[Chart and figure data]
## Begin
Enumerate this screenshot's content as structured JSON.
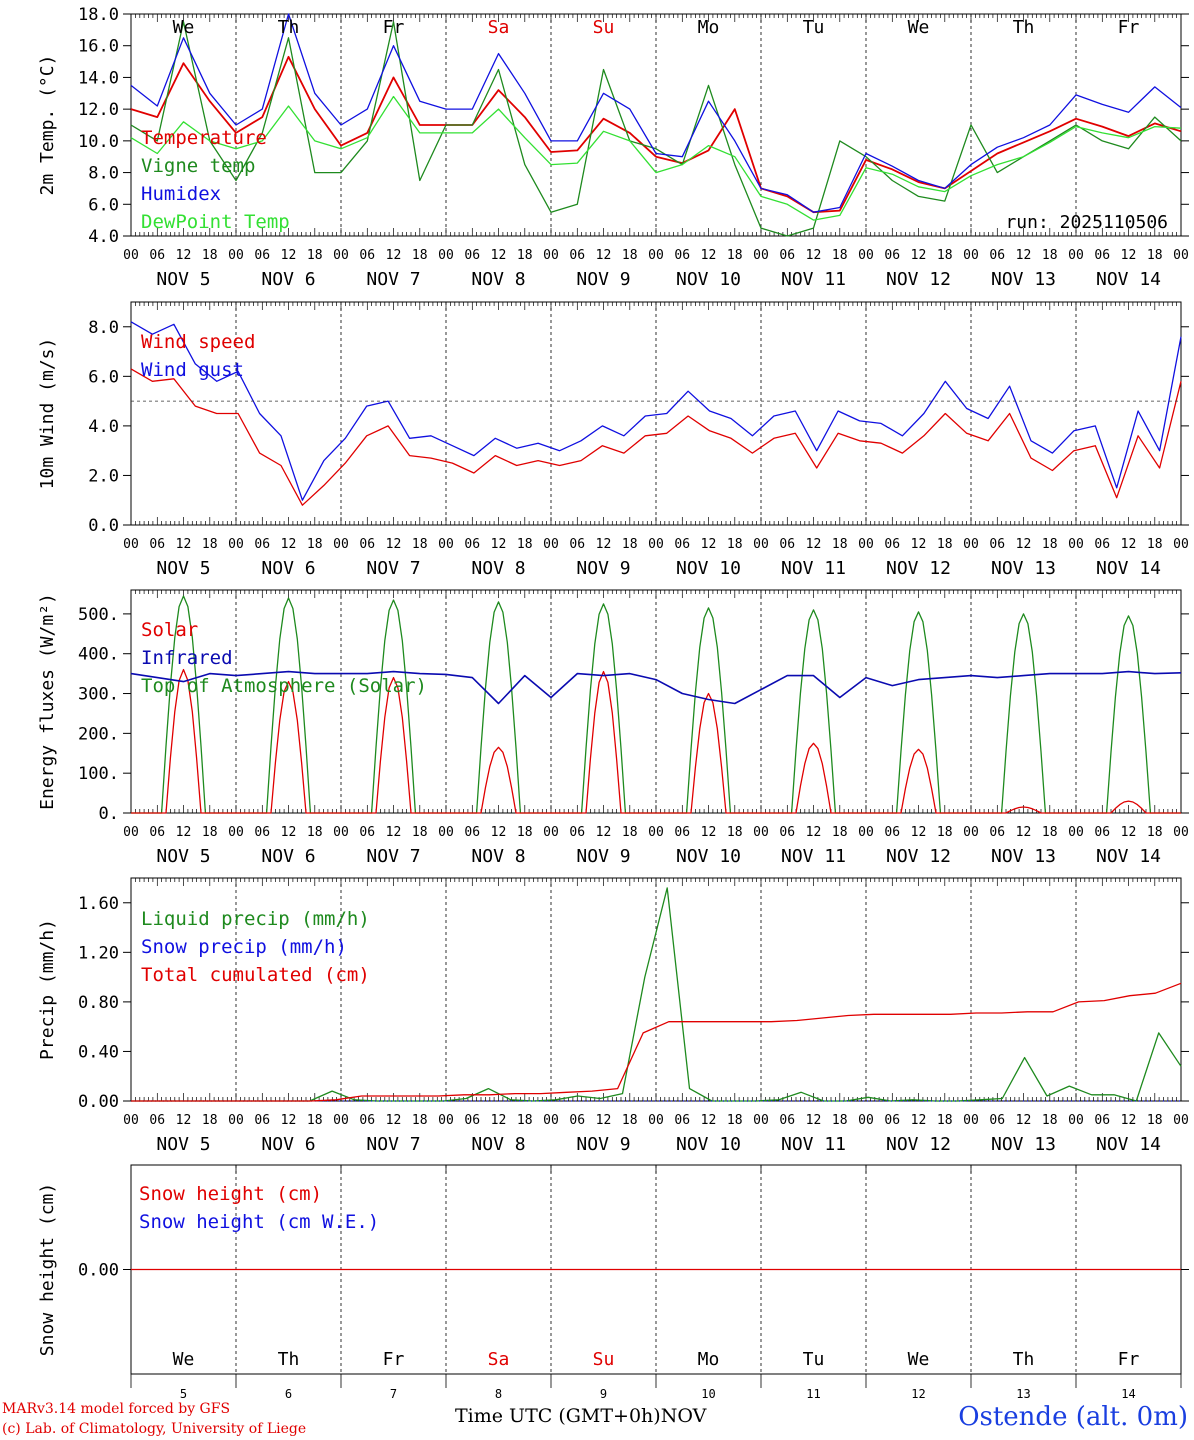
{
  "footer": {
    "model_line": "MARv3.14 model forced by GFS",
    "copyright_line": "(c) Lab. of Climatology, University of Liege",
    "x_axis_label": "Time UTC (GMT+0h)",
    "month_label": "NOV",
    "station": "Ostende (alt. 0m)"
  },
  "run_label": "run: 2025110506",
  "colors": {
    "red": "#e00000",
    "green": "#1e8a1e",
    "blue": "#1010e0",
    "lightgreen": "#33e033",
    "darkblue": "#0a0ab0"
  },
  "chart_data": [
    {
      "type": "line",
      "id": "temperature",
      "ylabel": "2m Temp. (°C)",
      "ylim": [
        4,
        18
      ],
      "yticks": [
        "4.0",
        "6.0",
        "8.0",
        "10.0",
        "12.0",
        "14.0",
        "16.0",
        "18.0"
      ],
      "day_labels": [
        "We",
        "Th",
        "Fr",
        "Sa",
        "Su",
        "Mo",
        "Tu",
        "We",
        "Th",
        "Fr"
      ],
      "weekend_days": [
        "Sa",
        "Su"
      ],
      "date_labels": [
        "NOV  5",
        "NOV  6",
        "NOV  7",
        "NOV  8",
        "NOV  9",
        "NOV 10",
        "NOV 11",
        "NOV 12",
        "NOV 13",
        "NOV 14"
      ],
      "hour_labels": [
        "00",
        "06",
        "12",
        "18"
      ],
      "x_start": "2025-11-05 00:00 UTC",
      "x_step_hours": 6,
      "series": [
        {
          "name": "Temperature",
          "color": "#e00000",
          "values": [
            12.0,
            11.5,
            14.9,
            12.5,
            10.5,
            11.5,
            15.3,
            12.0,
            9.7,
            10.5,
            14.0,
            11.0,
            11.0,
            11.0,
            13.2,
            11.5,
            9.3,
            9.4,
            11.4,
            10.5,
            9.0,
            8.6,
            9.4,
            12.0,
            7.0,
            6.5,
            5.5,
            5.6,
            8.8,
            8.2,
            7.4,
            7.0,
            8.1,
            9.2,
            9.9,
            10.6,
            11.4,
            10.9,
            10.3,
            11.1,
            10.6
          ]
        },
        {
          "name": "Vigne temp",
          "color": "#1e8a1e",
          "values": [
            11.0,
            10.0,
            17.5,
            10.0,
            7.5,
            10.5,
            16.5,
            8.0,
            8.0,
            10.0,
            17.5,
            7.5,
            11.0,
            11.0,
            14.5,
            8.5,
            5.5,
            6.0,
            14.5,
            10.0,
            9.5,
            8.5,
            13.5,
            8.5,
            4.5,
            4.0,
            4.5,
            10.0,
            9.0,
            7.5,
            6.5,
            6.2,
            11.0,
            8.0,
            9.0,
            10.0,
            11.0,
            10.0,
            9.5,
            11.5,
            10.0
          ]
        },
        {
          "name": "Humidex",
          "color": "#1010e0",
          "values": [
            13.5,
            12.2,
            16.5,
            13.0,
            11.0,
            12.0,
            18.0,
            13.0,
            11.0,
            12.0,
            16.0,
            12.5,
            12.0,
            12.0,
            15.5,
            13.0,
            10.0,
            10.0,
            13.0,
            12.0,
            9.2,
            9.0,
            12.5,
            10.0,
            7.0,
            6.6,
            5.5,
            5.8,
            9.2,
            8.4,
            7.5,
            7.0,
            8.5,
            9.6,
            10.2,
            11.0,
            12.9,
            12.3,
            11.8,
            13.4,
            12.1
          ]
        },
        {
          "name": "DewPoint Temp",
          "color": "#33e033",
          "values": [
            10.2,
            9.2,
            11.2,
            10.0,
            9.5,
            10.0,
            12.2,
            10.0,
            9.5,
            10.2,
            12.8,
            10.5,
            10.5,
            10.5,
            12.0,
            10.2,
            8.5,
            8.6,
            10.6,
            10.0,
            8.0,
            8.5,
            9.7,
            9.0,
            6.5,
            6.0,
            5.0,
            5.3,
            8.3,
            7.9,
            7.1,
            6.8,
            7.8,
            8.5,
            9.0,
            9.9,
            10.9,
            10.5,
            10.2,
            10.9,
            10.8
          ]
        }
      ]
    },
    {
      "type": "line",
      "id": "wind",
      "ylabel": "10m Wind (m/s)",
      "ylim": [
        0,
        9
      ],
      "yticks": [
        "0.0",
        "2.0",
        "4.0",
        "6.0",
        "8.0"
      ],
      "reference_line": 5.0,
      "date_labels": [
        "NOV  5",
        "NOV  6",
        "NOV  7",
        "NOV  8",
        "NOV  9",
        "NOV 10",
        "NOV 11",
        "NOV 12",
        "NOV 13",
        "NOV 14"
      ],
      "hour_labels": [
        "00",
        "06",
        "12",
        "18"
      ],
      "x_start": "2025-11-05 00:00 UTC",
      "x_step_hours": 6,
      "series": [
        {
          "name": "Wind speed",
          "color": "#e00000",
          "values": [
            6.3,
            5.8,
            5.9,
            4.8,
            4.5,
            4.5,
            2.9,
            2.4,
            0.8,
            1.6,
            2.5,
            3.6,
            4.0,
            2.8,
            2.7,
            2.5,
            2.1,
            2.8,
            2.4,
            2.6,
            2.4,
            2.6,
            3.2,
            2.9,
            3.6,
            3.7,
            4.4,
            3.8,
            3.5,
            2.9,
            3.5,
            3.7,
            2.3,
            3.7,
            3.4,
            3.3,
            2.9,
            3.6,
            4.5,
            3.7,
            3.4,
            4.5,
            2.7,
            2.2,
            3.0,
            3.2,
            1.1,
            3.6,
            2.3,
            5.8
          ]
        },
        {
          "name": "Wind gust",
          "color": "#1010e0",
          "values": [
            8.2,
            7.7,
            8.1,
            6.5,
            5.8,
            6.2,
            4.5,
            3.6,
            1.0,
            2.6,
            3.5,
            4.8,
            5.0,
            3.5,
            3.6,
            3.2,
            2.8,
            3.5,
            3.1,
            3.3,
            3.0,
            3.4,
            4.0,
            3.6,
            4.4,
            4.5,
            5.4,
            4.6,
            4.3,
            3.6,
            4.4,
            4.6,
            3.0,
            4.6,
            4.2,
            4.1,
            3.6,
            4.5,
            5.8,
            4.7,
            4.3,
            5.6,
            3.4,
            2.9,
            3.8,
            4.0,
            1.5,
            4.6,
            3.0,
            7.6
          ]
        }
      ]
    },
    {
      "type": "line",
      "id": "energy",
      "ylabel": "Energy fluxes (W/m²)",
      "ylim": [
        0,
        560
      ],
      "yticks": [
        "0.",
        "100.",
        "200.",
        "300.",
        "400.",
        "500."
      ],
      "date_labels": [
        "NOV  5",
        "NOV  6",
        "NOV  7",
        "NOV  8",
        "NOV  9",
        "NOV 10",
        "NOV 11",
        "NOV 12",
        "NOV 13",
        "NOV 14"
      ],
      "hour_labels": [
        "00",
        "06",
        "12",
        "18"
      ],
      "x_start": "2025-11-05 00:00 UTC",
      "x_step_hours": 1,
      "solar_peaks": [
        360,
        330,
        340,
        165,
        355,
        300,
        175,
        160,
        15,
        30
      ],
      "toa_peaks": [
        545,
        540,
        535,
        530,
        525,
        515,
        510,
        505,
        500,
        495
      ],
      "infrared_values": [
        350,
        340,
        330,
        350,
        345,
        350,
        355,
        350,
        350,
        350,
        355,
        350,
        348,
        340,
        275,
        345,
        290,
        350,
        345,
        350,
        335,
        300,
        285,
        275,
        310,
        345,
        345,
        290,
        340,
        320,
        335,
        340,
        345,
        340,
        345,
        350,
        350,
        350,
        355,
        350,
        352
      ],
      "series": [
        {
          "name": "Solar",
          "color": "#e00000"
        },
        {
          "name": "Infrared",
          "color": "#0a0ab0"
        },
        {
          "name": "Top of Atmosphere (Solar)",
          "color": "#1e8a1e"
        }
      ]
    },
    {
      "type": "line",
      "id": "precip",
      "ylabel": "Precip (mm/h)",
      "ylim": [
        0,
        1.8
      ],
      "yticks": [
        "0.00",
        "0.40",
        "0.80",
        "1.20",
        "1.60"
      ],
      "date_labels": [
        "NOV  5",
        "NOV  6",
        "NOV  7",
        "NOV  8",
        "NOV  9",
        "NOV 10",
        "NOV 11",
        "NOV 12",
        "NOV 13",
        "NOV 14"
      ],
      "hour_labels": [
        "00",
        "06",
        "12",
        "18"
      ],
      "x_start": "2025-11-05 00:00 UTC",
      "x_step_hours": 6,
      "series": [
        {
          "name": "Liquid precip (mm/h)",
          "color": "#1e8a1e",
          "values": [
            0,
            0,
            0,
            0,
            0,
            0,
            0,
            0,
            0,
            0.08,
            0.01,
            0,
            0,
            0,
            0,
            0.02,
            0.1,
            0.01,
            0,
            0.01,
            0.04,
            0.02,
            0.06,
            1.0,
            1.72,
            0.1,
            0,
            0,
            0,
            0.01,
            0.07,
            0,
            0,
            0.03,
            0,
            0.01,
            0,
            0,
            0.01,
            0.02,
            0.35,
            0.04,
            0.12,
            0.05,
            0.05,
            0,
            0.55,
            0.28
          ]
        },
        {
          "name": "Snow precip (mm/h)",
          "color": "#1010e0",
          "values": [
            0,
            0,
            0,
            0,
            0,
            0,
            0,
            0,
            0,
            0,
            0,
            0,
            0,
            0,
            0,
            0,
            0,
            0,
            0,
            0,
            0,
            0,
            0,
            0,
            0,
            0,
            0,
            0,
            0,
            0,
            0,
            0,
            0,
            0,
            0,
            0,
            0,
            0,
            0,
            0,
            0,
            0,
            0,
            0,
            0,
            0,
            0,
            0
          ]
        },
        {
          "name": "Total cumulated (cm)",
          "color": "#e00000",
          "values": [
            0,
            0,
            0,
            0,
            0,
            0,
            0,
            0,
            0.01,
            0.04,
            0.04,
            0.04,
            0.04,
            0.05,
            0.05,
            0.06,
            0.06,
            0.07,
            0.08,
            0.1,
            0.55,
            0.64,
            0.64,
            0.64,
            0.64,
            0.64,
            0.65,
            0.67,
            0.69,
            0.7,
            0.7,
            0.7,
            0.7,
            0.71,
            0.71,
            0.72,
            0.72,
            0.8,
            0.81,
            0.85,
            0.87,
            0.95
          ]
        }
      ]
    },
    {
      "type": "line",
      "id": "snow",
      "ylabel": "Snow height (cm)",
      "ylim": [
        -1,
        1
      ],
      "yticks": [
        "0.00"
      ],
      "bottom_day_labels": [
        "We",
        "Th",
        "Fr",
        "Sa",
        "Su",
        "Mo",
        "Tu",
        "We",
        "Th",
        "Fr"
      ],
      "bottom_date_numbers": [
        "5",
        "6",
        "7",
        "8",
        "9",
        "10",
        "11",
        "12",
        "13",
        "14"
      ],
      "series": [
        {
          "name": "Snow height (cm)",
          "color": "#e00000",
          "values": [
            0,
            0
          ]
        },
        {
          "name": "Snow height (cm W.E.)",
          "color": "#1010e0",
          "values": [
            0,
            0
          ]
        }
      ]
    }
  ]
}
## End
WHAT YOU HAVE TO DO:
Copy each line of the records that contains the word "height".

SOLUTION TO THE PROBLEM:
      "ylabel": "Snow height (cm)",
          "name": "Snow height (cm)",
          "name": "Snow height (cm W.E.)",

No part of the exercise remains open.